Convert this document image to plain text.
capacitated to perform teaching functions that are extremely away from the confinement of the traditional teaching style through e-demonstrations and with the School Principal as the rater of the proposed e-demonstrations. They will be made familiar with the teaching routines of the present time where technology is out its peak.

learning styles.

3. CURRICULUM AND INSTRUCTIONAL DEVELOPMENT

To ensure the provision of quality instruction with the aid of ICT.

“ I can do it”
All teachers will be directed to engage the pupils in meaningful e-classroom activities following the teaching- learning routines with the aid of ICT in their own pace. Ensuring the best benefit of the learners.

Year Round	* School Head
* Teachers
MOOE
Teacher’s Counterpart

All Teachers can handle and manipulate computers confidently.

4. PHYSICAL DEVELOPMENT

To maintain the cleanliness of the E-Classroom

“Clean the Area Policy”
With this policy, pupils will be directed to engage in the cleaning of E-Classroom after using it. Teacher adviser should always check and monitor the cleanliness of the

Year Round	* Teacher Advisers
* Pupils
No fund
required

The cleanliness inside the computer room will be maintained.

- **Challenge**: All of the material must be reproduced exactly.

- **Answer to this exercise**:
Convert this document image to plain text.
capacitated to perform teaching functions that are extremely away from the confinement of the traditional teaching style through e-demonstrations and with the School Principal as the rater of the proposed e-demonstrations. They will be made familiar with the teaching routines of the present time where technology is out its peak.

learning styles.

3. CURRICULUM AND INSTRUCTIONAL DEVELOPMENT

To ensure the provision of quality instruction with the aid of ICT.

“ I can do it”
All teachers will be directed to engage the pupils in meaningful e-classroom activities following the teaching- learning routines with the aid of ICT in their own pace. Ensuring the best benefit of the learners.

Year Round	* School Head
* Teachers
MOOE
Teacher’s Counterpart

All Teachers can handle and manipulate computers confidently.

4. PHYSICAL DEVELOPMENT

To maintain the cleanliness of the E-Classroom

“Clean the Area Policy”
With this policy, pupils will be directed to engage in the cleaning of E-Classroom after using it. Teacher adviser should always check and monitor the cleanliness of the

Year Round	* Teacher Advisers
* Pupils
No fund
required

The cleanliness inside the computer room will be maintained.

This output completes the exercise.